____ Document segment

Unexpected Interactions Between OSPF and BGP

It started with an interesting question tweeted by @pilgrimdave81

I’ve seen on Cisco NX-OS that it’s preferring a (ospf->bgp) locally redistributed route over a learned EBGP route, until/unless you clear the route, then it correctly prefers the learned BGP one. Seems to be just ooo but don’t remember this being an issue?

Ignoring the “why would you get the same route over OSPF and EBGP, and why would you redistribute an alternate copy of a route you’re getting over EBGP into BGP” aspect, Peter Palúch wrote a detailed explanation of what’s going on and allowed me to copy into a blog post to make it more permanent:

I suspect that this may be a race condition. To BGP, a locally originated (includes locally redistributed) route is preferred to an eBGP-learned route. This is because locally originated BGP routes have the weight of 32768 while all others use weight 0 by default.

With this in mind, there are two possible scenarios:

  1. RIB already contains the OSPF-learned route and BGP redistributes it before it learns the eBGP route. Then, even with the eBGP-learned route, BGP bestpath picks the locally originated one, so the OSPF route stays.

________

* **The tasks**
• A. Write out everything in the post on OSPF and BGP route interactions from "I suspect that" down to "0 by default.".
• B. Continue the post on OSPF and BGP route interactions from the point where it stops.
The items after this point come from another source.

____ Recorded data

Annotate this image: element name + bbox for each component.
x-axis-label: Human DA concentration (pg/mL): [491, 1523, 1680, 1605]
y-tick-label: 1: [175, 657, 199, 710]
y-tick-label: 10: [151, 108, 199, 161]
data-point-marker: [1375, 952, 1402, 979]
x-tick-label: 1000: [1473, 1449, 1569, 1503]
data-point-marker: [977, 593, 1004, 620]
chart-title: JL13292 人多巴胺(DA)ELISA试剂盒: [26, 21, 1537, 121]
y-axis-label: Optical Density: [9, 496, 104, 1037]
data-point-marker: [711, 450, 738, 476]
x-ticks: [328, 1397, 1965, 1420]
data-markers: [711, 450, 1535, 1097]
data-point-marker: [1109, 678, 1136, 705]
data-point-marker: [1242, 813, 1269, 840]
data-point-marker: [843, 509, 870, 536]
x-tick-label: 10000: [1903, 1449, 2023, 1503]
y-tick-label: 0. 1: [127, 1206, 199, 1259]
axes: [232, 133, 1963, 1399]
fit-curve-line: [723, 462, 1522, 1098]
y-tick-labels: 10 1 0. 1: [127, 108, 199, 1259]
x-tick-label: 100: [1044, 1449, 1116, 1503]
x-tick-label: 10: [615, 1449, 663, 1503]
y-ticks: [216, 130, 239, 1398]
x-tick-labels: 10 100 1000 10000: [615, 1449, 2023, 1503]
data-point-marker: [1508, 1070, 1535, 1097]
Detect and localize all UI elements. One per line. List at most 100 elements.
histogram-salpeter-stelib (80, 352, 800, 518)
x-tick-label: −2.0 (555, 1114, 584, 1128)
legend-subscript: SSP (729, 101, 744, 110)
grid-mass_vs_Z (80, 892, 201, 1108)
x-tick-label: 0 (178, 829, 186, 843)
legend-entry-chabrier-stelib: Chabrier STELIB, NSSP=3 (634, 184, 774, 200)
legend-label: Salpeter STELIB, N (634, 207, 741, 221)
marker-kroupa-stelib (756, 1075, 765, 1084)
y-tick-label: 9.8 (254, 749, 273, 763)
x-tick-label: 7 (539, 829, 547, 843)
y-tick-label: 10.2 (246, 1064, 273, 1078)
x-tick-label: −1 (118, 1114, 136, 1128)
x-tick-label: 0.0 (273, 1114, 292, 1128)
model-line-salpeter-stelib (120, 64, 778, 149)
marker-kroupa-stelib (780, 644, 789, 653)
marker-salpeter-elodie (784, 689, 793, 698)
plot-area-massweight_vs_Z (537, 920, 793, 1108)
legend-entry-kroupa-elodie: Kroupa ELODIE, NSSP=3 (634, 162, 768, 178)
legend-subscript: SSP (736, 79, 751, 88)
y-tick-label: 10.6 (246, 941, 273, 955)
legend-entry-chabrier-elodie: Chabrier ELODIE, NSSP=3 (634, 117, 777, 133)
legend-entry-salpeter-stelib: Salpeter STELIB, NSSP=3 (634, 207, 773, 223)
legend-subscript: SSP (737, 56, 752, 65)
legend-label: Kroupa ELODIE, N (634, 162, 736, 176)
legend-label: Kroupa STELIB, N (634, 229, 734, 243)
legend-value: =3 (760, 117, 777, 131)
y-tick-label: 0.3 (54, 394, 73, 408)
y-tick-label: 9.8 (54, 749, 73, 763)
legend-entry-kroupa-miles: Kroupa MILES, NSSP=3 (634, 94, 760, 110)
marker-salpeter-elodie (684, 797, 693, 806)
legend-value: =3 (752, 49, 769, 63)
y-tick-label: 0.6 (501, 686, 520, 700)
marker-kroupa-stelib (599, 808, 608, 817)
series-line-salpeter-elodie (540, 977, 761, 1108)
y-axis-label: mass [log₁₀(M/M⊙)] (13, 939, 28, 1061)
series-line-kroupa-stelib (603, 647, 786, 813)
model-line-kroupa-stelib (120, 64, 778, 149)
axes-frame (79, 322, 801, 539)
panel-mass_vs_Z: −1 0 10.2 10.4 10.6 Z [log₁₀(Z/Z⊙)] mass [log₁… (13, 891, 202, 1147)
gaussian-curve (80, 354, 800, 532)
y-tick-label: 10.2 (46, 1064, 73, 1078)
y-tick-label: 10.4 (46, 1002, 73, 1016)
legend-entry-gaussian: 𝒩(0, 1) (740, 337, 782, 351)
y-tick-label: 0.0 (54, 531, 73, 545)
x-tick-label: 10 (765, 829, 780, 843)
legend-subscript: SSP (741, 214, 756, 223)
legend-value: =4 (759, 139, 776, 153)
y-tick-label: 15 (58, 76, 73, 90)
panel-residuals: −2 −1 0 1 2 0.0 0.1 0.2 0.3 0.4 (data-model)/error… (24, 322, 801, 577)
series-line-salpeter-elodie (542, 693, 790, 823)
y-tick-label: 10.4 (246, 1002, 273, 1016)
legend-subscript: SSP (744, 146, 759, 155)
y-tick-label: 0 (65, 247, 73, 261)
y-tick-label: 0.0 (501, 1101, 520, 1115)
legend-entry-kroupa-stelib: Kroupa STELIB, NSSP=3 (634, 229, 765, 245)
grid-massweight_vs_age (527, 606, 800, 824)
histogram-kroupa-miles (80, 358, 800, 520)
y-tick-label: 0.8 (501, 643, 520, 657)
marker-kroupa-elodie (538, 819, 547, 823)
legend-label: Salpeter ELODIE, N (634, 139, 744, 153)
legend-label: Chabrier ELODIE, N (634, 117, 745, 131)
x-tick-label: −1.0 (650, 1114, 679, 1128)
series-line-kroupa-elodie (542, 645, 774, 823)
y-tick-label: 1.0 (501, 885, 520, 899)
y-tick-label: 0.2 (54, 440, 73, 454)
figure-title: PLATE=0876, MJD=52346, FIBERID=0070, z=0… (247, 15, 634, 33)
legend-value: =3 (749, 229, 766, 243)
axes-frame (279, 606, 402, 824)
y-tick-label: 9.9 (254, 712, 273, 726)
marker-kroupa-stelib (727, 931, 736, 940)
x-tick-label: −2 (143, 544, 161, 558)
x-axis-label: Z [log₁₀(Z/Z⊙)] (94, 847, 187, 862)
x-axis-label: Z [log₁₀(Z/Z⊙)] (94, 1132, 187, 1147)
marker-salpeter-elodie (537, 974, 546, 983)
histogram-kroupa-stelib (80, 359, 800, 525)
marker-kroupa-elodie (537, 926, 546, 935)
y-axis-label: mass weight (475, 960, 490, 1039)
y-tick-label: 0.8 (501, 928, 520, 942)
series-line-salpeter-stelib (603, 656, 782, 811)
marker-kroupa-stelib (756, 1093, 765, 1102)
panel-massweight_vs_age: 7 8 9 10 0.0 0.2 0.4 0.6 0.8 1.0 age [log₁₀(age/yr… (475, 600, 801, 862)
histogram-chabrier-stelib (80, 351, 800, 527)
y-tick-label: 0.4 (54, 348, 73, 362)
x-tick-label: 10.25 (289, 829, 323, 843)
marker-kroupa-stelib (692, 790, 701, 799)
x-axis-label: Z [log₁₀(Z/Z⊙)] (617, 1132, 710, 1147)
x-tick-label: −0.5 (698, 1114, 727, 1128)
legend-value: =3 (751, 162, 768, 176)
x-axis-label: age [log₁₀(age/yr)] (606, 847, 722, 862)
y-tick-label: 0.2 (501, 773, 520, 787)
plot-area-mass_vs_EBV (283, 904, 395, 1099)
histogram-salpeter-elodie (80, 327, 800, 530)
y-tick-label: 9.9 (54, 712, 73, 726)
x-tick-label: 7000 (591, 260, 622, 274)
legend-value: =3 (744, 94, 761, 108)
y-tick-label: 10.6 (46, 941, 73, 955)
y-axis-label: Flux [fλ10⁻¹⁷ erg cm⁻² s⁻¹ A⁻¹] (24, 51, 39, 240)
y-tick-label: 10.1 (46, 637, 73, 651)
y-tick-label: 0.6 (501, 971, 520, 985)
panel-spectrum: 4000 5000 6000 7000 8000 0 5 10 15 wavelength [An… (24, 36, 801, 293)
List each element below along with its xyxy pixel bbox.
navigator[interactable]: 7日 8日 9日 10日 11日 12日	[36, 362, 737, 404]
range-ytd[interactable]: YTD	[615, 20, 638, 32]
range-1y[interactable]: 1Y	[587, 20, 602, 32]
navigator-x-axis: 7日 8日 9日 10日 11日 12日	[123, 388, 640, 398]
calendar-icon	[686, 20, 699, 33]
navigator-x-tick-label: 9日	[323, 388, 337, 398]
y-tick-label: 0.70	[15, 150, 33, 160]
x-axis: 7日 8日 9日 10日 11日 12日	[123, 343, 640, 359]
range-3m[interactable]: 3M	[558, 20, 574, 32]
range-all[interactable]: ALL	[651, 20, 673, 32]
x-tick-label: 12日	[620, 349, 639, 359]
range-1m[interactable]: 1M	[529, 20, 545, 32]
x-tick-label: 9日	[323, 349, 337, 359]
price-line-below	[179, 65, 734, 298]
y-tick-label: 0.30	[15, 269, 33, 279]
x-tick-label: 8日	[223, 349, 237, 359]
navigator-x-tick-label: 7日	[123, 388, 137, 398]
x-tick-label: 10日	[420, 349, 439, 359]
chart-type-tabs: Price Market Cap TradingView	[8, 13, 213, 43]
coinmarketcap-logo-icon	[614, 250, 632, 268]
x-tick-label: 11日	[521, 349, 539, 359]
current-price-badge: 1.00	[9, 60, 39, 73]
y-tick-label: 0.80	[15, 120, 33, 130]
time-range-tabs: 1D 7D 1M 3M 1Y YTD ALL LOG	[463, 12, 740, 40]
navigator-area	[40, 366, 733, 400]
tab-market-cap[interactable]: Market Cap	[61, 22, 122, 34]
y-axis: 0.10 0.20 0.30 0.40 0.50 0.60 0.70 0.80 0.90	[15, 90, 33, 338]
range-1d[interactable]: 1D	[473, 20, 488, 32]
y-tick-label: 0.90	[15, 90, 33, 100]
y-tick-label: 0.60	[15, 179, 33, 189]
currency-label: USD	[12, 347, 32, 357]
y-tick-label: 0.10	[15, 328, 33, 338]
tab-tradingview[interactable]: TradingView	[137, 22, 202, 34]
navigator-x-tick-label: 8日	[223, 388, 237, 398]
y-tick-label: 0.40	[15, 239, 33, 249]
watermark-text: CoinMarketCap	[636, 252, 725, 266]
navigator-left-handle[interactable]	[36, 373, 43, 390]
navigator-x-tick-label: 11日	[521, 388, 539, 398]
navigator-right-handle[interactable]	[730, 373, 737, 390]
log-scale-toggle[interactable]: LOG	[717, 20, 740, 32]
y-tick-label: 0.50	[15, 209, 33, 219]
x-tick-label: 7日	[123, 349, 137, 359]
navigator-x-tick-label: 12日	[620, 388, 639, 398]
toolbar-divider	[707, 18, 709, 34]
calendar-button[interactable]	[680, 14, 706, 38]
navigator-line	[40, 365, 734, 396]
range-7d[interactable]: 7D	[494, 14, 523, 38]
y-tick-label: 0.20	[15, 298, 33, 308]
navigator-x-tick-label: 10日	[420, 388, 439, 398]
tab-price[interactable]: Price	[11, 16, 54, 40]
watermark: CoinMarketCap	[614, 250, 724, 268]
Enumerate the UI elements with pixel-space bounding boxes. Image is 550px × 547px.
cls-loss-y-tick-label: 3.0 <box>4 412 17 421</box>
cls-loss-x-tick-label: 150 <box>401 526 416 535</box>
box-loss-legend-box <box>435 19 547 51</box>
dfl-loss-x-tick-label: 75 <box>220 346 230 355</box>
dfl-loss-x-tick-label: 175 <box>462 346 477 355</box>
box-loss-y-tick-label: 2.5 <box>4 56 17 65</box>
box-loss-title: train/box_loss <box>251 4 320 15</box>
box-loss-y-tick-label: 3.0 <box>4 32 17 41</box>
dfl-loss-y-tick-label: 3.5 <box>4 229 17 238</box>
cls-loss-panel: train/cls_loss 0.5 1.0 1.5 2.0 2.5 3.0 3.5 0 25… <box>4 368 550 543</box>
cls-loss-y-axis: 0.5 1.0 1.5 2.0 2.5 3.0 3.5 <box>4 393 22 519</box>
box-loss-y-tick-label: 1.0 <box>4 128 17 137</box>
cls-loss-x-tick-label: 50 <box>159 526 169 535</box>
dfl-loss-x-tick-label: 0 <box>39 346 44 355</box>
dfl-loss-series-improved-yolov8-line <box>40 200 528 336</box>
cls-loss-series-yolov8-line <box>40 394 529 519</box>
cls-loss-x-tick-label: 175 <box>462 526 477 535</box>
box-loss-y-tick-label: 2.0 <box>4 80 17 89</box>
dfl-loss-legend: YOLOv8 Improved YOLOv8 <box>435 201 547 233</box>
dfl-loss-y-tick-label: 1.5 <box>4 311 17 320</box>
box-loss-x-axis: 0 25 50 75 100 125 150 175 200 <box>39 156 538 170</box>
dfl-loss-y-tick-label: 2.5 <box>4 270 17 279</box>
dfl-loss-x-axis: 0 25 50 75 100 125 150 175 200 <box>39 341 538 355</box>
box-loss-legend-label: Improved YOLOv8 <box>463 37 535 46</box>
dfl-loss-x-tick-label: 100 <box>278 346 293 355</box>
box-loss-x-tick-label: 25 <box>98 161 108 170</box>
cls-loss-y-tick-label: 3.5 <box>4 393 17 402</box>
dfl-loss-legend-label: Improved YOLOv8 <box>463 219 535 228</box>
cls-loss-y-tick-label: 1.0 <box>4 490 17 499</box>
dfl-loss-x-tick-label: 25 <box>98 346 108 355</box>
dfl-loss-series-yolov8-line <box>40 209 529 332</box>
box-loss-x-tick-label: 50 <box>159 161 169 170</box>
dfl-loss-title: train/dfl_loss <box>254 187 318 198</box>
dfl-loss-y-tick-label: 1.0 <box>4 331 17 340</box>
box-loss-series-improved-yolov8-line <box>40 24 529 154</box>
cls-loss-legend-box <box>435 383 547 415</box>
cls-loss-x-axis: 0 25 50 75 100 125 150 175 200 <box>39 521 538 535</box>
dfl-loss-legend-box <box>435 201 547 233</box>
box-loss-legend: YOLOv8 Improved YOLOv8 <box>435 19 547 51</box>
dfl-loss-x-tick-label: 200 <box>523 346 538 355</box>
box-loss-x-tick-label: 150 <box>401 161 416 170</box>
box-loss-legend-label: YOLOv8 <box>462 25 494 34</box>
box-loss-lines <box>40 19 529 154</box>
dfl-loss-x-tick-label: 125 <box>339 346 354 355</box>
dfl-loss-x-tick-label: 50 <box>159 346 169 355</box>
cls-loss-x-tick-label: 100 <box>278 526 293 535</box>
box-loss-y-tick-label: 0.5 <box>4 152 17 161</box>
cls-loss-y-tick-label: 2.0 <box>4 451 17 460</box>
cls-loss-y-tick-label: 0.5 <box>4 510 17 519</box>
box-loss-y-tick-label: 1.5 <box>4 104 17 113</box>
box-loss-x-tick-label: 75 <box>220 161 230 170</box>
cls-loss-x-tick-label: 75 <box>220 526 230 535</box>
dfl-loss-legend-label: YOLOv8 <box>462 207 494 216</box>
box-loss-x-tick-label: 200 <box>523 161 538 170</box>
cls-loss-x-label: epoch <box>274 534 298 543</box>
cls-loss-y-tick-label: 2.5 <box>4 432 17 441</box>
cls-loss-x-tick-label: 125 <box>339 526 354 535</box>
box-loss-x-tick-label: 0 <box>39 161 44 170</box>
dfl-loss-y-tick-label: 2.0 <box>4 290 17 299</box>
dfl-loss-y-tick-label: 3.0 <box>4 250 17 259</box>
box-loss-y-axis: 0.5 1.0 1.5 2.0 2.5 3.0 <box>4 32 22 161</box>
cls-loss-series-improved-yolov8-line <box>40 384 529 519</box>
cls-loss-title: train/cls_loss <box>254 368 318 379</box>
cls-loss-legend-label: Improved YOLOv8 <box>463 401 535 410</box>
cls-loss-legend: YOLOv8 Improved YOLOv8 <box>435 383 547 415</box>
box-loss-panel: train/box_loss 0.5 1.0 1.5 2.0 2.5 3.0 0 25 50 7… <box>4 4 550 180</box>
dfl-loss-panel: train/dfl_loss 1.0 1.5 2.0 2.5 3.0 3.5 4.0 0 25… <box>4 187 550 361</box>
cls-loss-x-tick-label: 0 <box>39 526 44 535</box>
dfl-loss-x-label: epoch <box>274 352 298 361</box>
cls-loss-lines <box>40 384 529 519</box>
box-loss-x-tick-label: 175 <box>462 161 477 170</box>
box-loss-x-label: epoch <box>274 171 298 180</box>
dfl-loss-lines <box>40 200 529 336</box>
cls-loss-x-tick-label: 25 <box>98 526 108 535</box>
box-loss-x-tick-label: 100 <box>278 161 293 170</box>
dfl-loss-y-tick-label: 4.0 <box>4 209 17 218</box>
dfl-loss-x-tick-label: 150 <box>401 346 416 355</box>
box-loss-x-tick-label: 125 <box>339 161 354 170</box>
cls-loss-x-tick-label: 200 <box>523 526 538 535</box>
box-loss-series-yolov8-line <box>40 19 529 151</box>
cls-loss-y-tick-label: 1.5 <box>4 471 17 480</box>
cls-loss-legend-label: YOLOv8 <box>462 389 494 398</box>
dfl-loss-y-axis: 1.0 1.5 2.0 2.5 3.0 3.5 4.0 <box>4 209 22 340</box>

________

* **Expected answers**
• A.
I suspect that this may be a race condition. To BGP, a locally originated (includes locally redistributed) route is preferred to an eBGP-learned route. This is because locally originated BGP routes have the weight of 32768 while all others use weight 0 by default.

• B.
  2. RIB does not contain the OSPF-learned route before BGP learns the eBGP route. Then the BGP bestpath picks the eBGP route (since there’s no alternative) and installs it into RIB with AD=20. Even if OSPF tries to offer its route to RIB later, it will fail due to AD=110. (3/4)

So based on the initial state (the OSPF-learned route being or not being in the RIB), we have two possible outcomes under otherwise identical configuration and conditions - hence, a race condition. Note that this would also happen with other IGPs redistributed into BGP.

Of course Peter was right, but pilgrimdave81 kept wondering about the underlying reasons for that behavior:

Yes, this is exactly what happens, and changing timing changes it, however I’d have thought it would work out that the “locally originated” bgp route actually came from an inferior source protocol and corrected itself?

Here’s Peter with another detailed explanation:

Assuming there is an “inferior source protocol” is the mistake here:

  1. OSPF has its route in RIB
  2. BGP redistributes it
  3. BGP decides the locally originated route is the best
  4. hence, no eBGP route can beat it based on BGP bestpath rules

BGP does not think speculatively: “If the route to redistribute would not be there, the eBGP route would win, and then it would win even over the OSPF route to redistribute since the AD is lower”. This kind of what-if decision making does not exist in routing protocols.

There are three moving parts here: BGP, OSPF, and RIB. Each one of them acts based on the momentary state. OSPF is really unperturbed – its SPF always produces the same result, regardless of what’s going on in BGP and RIB. At worst, its routes won’t be picked as best by RIB.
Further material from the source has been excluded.